> [What to do]:
Consider the records below. How many of their lines include the word "евразийства"? State the number and nothing else.

> [Stored data]:
# # # #
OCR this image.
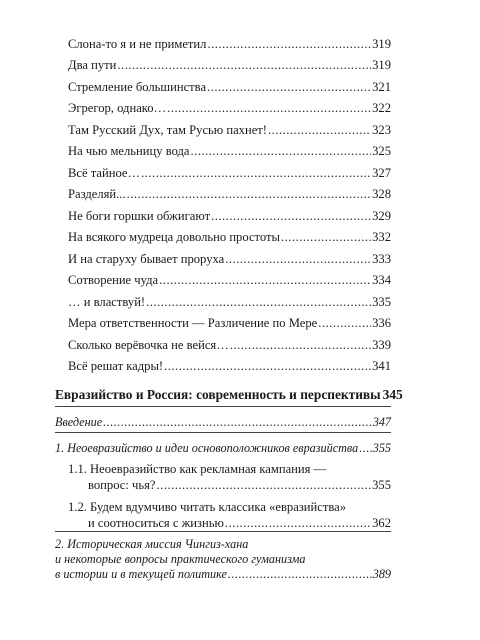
Слона-то я и не приметил .....	319
Два пути .....	319
Стремление большинства .....	321
Эгрегор, однако… .....	322
Там Русский Дух, там Русью пахнет! .....	323
На чью мельницу вода .....	325
Всё тайное… .....	327
Разделяй... .....	328
Не боги горшки обжигают .....	329
На всякого мудреца довольно простоты .....	332
И на старуху бывает проруха .....	333
Сотворение чуда .....	334
… и властвуй! .....	335
Мера ответственности — Различение по Мере .....	336
Сколько верёвочка не вейся… .....	339
Всё решат кадры! .....	341
Евразийство и Россия: современность и перспективы 345
Введение .....	347
1. Неоевразийство и идеи основоположников евразийства ..... 355
1.1. Неоевразийство как рекламная кампания —
вопрос: чья? .....	355
1.2. Будем вдумчиво читать классика «евразийства»
и соотноситься с жизнью .....	362
2. Историческая миссия Чингиз-хана
и некоторые вопросы практического гуманизма
в истории и в текущей политике .....	389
# # # #
> [Exercise output]:
2